**Aim of the task**
Pull every line of the entries that has the word "this".

Extracts from a graphics dataset
>>>>>

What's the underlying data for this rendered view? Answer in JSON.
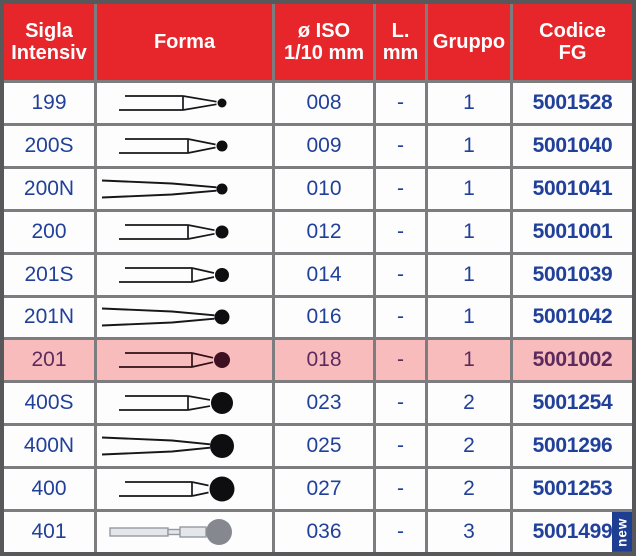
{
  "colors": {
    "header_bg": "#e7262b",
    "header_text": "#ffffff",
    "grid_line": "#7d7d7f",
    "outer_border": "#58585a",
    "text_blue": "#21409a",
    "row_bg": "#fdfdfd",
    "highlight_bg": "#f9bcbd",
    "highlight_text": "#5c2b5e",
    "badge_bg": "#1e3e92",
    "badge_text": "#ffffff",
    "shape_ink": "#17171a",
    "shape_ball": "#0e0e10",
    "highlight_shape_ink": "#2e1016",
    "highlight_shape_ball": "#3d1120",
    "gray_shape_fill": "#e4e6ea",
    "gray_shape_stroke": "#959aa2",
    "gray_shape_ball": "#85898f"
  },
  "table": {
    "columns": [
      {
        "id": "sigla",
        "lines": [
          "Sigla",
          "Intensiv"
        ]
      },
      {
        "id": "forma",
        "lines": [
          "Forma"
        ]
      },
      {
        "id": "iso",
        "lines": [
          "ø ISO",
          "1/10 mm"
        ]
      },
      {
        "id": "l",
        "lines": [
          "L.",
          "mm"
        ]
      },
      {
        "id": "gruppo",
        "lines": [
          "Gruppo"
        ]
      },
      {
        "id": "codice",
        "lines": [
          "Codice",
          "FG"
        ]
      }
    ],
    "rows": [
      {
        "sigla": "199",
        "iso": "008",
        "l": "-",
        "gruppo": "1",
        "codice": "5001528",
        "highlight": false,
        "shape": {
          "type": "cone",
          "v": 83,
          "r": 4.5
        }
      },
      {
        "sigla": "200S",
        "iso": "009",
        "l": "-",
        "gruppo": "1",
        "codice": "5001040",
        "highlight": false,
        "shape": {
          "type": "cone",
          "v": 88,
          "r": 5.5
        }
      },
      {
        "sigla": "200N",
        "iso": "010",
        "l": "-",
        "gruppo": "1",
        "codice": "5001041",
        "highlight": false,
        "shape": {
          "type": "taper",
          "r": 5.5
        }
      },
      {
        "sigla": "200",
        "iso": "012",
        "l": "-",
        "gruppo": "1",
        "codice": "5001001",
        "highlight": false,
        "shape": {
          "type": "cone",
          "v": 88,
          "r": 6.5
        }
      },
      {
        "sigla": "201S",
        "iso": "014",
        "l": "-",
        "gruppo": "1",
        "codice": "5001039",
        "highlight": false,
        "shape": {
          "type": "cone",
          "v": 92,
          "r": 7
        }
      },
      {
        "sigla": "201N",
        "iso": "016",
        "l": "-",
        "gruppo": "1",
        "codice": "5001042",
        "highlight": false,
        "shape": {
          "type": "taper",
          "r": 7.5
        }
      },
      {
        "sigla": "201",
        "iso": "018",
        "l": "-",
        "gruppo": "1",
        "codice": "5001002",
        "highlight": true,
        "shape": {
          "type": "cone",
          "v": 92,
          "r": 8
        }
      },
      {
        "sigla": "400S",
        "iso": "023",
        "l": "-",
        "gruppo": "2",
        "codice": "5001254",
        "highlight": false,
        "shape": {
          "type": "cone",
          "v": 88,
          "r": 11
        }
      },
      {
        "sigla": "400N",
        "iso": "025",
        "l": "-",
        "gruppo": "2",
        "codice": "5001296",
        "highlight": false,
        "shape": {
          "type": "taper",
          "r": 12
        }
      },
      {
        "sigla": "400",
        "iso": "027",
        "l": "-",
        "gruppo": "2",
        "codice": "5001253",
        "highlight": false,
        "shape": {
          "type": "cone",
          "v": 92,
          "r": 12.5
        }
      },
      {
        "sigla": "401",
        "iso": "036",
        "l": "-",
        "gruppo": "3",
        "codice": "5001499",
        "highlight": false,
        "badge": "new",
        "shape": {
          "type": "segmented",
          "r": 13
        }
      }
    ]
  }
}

<<<<<
>>>>>

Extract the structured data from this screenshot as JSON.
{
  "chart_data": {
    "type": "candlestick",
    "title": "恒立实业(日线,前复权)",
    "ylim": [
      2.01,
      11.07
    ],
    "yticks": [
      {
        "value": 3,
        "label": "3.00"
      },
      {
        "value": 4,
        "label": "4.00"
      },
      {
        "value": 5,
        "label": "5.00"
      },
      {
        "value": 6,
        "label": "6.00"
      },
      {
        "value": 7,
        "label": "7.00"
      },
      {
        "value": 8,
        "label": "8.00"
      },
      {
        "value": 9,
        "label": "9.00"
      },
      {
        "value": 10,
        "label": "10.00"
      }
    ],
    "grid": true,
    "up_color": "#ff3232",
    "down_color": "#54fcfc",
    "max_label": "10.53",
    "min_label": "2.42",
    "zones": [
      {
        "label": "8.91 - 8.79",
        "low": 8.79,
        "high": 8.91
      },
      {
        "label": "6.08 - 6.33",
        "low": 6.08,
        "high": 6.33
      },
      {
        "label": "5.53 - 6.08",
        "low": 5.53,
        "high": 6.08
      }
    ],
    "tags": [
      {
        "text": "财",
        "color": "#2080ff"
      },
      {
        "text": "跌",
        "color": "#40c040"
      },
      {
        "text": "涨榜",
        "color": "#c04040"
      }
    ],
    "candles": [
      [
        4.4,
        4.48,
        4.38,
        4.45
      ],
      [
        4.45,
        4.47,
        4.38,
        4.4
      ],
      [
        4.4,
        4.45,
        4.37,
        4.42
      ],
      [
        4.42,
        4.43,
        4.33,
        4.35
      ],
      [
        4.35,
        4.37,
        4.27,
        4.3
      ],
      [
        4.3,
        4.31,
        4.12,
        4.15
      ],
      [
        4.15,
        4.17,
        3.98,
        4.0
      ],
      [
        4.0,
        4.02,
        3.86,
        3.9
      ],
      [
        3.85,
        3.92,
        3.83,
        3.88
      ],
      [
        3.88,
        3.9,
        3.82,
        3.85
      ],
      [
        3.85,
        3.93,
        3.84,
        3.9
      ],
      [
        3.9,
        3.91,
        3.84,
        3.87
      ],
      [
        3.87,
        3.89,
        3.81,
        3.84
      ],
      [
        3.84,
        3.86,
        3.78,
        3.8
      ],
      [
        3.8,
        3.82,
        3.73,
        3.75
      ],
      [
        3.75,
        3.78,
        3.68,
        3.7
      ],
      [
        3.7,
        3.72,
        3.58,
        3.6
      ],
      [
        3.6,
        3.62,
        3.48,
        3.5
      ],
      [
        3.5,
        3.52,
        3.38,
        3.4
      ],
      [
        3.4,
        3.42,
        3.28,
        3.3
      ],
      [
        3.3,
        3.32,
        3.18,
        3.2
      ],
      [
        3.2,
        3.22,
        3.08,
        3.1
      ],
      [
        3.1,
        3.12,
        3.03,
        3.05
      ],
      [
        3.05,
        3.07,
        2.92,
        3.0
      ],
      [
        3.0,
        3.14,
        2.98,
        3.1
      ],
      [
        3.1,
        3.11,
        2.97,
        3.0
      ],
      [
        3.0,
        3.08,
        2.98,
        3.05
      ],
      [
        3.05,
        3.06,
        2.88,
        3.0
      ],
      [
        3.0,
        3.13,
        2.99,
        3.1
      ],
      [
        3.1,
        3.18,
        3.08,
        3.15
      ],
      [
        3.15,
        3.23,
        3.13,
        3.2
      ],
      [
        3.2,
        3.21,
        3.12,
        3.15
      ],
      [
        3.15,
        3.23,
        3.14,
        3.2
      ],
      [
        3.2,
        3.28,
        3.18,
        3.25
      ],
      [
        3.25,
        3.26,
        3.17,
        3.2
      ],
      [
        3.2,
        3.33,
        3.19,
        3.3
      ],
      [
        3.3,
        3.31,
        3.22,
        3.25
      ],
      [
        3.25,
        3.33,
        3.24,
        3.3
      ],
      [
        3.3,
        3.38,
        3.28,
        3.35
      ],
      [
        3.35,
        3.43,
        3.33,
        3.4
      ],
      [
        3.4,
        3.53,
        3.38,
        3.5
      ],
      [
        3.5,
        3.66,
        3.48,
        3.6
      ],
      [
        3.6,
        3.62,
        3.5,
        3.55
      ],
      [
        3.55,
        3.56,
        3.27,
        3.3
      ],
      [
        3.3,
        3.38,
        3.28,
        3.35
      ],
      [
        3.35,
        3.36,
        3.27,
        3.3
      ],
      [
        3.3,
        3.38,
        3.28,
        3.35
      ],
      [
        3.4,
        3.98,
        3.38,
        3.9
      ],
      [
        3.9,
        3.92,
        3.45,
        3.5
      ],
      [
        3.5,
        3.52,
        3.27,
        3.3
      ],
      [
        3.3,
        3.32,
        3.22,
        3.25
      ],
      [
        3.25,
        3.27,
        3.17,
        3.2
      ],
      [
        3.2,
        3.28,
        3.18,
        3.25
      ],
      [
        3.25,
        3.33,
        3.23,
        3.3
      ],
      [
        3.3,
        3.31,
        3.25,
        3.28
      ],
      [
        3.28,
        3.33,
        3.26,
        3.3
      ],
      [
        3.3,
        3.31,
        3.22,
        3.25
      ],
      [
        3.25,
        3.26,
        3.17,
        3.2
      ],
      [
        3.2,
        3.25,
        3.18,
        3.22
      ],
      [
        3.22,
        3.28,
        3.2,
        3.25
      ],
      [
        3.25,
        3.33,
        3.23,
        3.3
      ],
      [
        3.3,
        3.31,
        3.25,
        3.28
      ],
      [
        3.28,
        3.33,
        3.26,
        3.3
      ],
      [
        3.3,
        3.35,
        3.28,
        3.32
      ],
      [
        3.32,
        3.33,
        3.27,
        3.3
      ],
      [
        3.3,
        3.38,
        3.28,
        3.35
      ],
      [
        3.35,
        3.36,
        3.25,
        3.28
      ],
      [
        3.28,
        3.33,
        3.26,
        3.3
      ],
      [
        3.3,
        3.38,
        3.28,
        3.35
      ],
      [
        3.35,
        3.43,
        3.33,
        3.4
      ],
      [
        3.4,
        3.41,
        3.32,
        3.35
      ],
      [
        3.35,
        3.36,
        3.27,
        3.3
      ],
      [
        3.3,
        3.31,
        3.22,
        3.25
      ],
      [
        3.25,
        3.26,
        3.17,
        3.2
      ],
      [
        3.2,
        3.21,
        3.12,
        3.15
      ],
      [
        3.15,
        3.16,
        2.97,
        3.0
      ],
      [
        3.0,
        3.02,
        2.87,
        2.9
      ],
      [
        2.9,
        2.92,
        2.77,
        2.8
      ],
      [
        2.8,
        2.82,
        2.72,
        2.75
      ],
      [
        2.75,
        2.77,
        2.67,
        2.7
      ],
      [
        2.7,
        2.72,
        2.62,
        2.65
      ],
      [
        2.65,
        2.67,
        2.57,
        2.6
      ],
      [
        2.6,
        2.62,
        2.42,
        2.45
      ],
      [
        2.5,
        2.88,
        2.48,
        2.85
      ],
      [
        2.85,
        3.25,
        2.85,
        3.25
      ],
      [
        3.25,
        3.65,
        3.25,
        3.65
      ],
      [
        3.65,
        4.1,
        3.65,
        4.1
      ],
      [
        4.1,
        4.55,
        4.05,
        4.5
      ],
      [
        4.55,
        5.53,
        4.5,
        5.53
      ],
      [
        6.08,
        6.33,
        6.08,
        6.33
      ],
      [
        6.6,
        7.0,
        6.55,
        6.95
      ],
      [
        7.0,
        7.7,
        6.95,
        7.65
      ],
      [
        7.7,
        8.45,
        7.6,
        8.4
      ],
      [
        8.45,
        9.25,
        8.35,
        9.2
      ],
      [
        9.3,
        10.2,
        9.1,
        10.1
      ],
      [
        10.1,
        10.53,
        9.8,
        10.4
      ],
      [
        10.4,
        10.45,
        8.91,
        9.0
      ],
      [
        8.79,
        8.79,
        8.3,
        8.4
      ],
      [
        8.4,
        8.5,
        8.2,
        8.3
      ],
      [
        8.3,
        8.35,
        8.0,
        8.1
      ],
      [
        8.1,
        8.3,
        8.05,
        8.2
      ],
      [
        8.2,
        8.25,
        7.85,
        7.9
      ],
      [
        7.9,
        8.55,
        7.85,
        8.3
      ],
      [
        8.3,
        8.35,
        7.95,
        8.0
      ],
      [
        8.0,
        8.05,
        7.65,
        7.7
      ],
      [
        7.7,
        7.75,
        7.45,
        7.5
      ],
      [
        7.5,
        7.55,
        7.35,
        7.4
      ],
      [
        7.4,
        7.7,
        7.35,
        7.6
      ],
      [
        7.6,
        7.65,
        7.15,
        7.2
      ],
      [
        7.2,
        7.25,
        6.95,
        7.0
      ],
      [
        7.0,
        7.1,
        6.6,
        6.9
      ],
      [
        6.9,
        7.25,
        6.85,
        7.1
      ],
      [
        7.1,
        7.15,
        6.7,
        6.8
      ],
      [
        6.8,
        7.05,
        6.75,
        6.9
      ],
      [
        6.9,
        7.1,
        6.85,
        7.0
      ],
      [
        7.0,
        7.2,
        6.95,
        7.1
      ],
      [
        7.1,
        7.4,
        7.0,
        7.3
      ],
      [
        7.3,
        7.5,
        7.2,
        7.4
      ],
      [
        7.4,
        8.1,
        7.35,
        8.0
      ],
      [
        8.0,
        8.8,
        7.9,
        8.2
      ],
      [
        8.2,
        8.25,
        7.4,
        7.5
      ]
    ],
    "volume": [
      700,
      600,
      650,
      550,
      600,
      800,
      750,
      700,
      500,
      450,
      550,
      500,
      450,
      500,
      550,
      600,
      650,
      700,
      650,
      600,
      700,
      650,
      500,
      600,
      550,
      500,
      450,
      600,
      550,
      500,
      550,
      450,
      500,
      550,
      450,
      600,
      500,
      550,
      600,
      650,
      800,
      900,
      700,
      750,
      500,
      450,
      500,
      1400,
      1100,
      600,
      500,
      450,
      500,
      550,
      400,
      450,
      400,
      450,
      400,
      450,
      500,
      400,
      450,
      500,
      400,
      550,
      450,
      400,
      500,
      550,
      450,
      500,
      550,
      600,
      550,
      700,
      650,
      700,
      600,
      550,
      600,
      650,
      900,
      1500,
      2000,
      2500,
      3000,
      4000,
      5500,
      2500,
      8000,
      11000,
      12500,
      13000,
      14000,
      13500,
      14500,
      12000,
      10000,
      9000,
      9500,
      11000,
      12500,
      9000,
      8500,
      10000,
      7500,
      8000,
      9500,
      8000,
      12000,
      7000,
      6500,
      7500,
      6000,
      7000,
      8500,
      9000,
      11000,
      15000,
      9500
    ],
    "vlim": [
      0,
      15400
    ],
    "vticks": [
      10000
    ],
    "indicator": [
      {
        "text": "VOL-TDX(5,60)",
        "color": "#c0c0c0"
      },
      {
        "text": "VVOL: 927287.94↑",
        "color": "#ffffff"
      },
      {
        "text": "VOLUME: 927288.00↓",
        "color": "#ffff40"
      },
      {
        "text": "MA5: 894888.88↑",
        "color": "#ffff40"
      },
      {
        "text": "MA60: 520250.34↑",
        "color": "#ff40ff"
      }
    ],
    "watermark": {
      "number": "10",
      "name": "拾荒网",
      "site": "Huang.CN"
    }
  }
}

<<<<<

**Task response**
What's the underlying data for this rendered view? Answer in JSON.
Extract the structured data from this screenshot as JSON.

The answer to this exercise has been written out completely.